━━━ Data extract ━━━

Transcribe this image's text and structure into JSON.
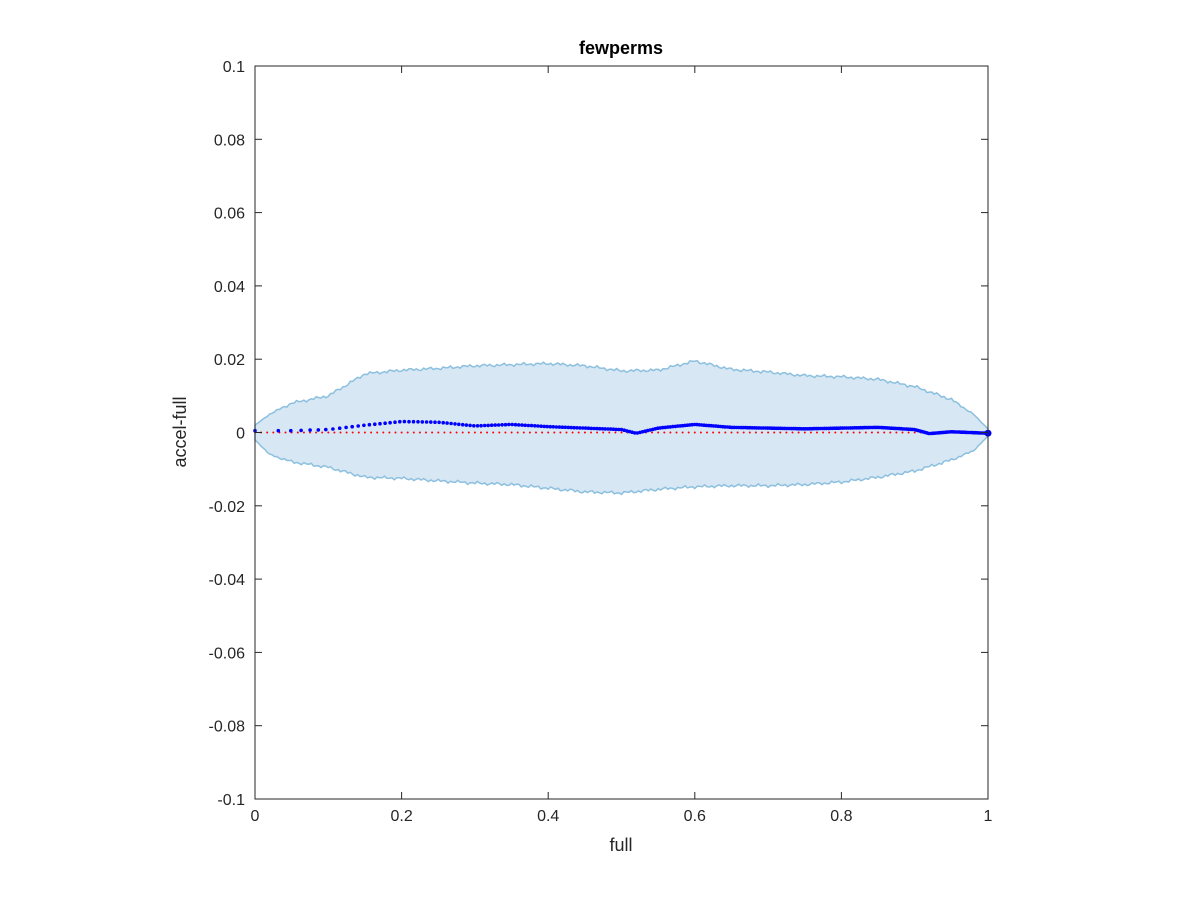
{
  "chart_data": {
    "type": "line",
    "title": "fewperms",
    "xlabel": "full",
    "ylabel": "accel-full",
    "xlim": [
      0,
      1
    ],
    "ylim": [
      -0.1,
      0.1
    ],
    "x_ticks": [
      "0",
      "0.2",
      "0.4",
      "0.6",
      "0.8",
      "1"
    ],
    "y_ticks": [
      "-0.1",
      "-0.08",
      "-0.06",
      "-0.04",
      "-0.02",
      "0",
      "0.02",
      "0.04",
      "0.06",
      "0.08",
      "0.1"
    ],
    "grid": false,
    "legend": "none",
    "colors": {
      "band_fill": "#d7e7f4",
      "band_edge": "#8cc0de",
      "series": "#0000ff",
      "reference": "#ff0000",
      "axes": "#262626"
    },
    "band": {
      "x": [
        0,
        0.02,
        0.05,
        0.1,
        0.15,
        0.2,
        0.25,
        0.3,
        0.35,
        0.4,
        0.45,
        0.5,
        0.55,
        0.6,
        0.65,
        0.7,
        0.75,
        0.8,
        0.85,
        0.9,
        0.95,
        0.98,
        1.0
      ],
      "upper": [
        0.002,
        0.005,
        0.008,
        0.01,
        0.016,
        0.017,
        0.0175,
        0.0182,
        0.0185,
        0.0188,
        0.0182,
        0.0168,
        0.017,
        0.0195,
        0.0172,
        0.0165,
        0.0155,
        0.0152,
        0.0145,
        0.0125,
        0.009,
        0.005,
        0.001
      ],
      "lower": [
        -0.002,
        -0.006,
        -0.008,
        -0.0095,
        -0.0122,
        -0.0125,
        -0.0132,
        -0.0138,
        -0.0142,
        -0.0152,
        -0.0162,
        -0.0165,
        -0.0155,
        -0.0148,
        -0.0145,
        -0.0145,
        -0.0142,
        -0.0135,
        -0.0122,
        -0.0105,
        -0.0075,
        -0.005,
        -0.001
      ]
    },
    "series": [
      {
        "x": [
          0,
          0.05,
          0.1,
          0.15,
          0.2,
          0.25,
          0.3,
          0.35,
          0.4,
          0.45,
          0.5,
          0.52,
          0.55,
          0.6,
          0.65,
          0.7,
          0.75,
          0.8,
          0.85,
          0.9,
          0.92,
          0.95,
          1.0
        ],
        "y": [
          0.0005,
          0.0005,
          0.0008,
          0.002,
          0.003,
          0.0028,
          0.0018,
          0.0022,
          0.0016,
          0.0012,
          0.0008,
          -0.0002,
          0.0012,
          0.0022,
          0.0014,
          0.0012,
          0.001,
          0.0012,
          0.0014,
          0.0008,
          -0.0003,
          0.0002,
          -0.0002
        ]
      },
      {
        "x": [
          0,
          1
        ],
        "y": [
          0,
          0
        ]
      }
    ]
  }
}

━━━
━━━ Data extract ━━━

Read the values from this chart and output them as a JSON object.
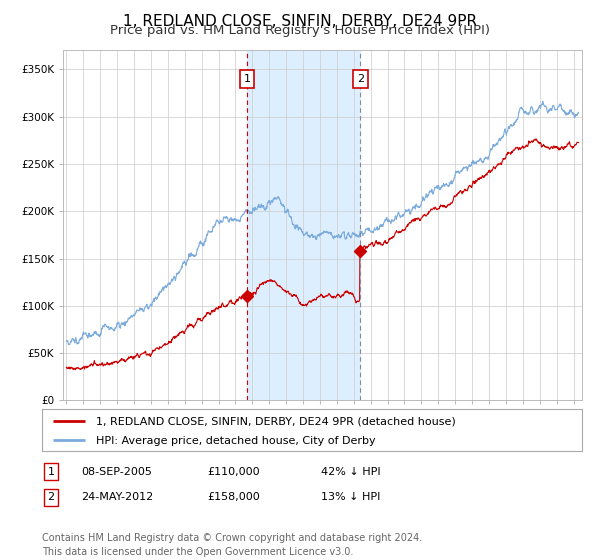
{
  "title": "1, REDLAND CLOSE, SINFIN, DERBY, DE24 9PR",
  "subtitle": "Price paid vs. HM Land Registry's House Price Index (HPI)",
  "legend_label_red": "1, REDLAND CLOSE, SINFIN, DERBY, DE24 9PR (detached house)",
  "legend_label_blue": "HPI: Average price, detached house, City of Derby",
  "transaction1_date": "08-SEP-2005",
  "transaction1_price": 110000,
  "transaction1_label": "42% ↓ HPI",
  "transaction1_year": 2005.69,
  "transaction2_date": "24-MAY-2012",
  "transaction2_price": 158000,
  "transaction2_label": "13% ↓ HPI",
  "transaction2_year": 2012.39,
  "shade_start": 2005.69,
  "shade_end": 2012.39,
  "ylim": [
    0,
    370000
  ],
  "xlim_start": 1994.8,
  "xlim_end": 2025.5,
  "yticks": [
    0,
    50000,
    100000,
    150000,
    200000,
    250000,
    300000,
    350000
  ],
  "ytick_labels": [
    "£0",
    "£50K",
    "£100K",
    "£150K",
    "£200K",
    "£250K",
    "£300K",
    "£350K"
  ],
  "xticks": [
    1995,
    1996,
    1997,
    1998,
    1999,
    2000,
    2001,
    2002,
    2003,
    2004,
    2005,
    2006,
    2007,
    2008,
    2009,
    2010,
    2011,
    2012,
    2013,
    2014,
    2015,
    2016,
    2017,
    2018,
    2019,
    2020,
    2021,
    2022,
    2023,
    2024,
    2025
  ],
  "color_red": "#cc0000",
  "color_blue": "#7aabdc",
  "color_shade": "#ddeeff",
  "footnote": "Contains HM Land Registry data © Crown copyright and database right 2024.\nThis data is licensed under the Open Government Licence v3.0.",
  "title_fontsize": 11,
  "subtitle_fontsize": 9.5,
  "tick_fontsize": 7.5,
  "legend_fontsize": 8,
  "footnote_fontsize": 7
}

━━━

### What needs to be done
Using the records above, pull out each line where the word "JSON" occurs.

### Solution below
Transcribe this image's text and structure into JSON.
Read the values from this chart and output them as a JSON object.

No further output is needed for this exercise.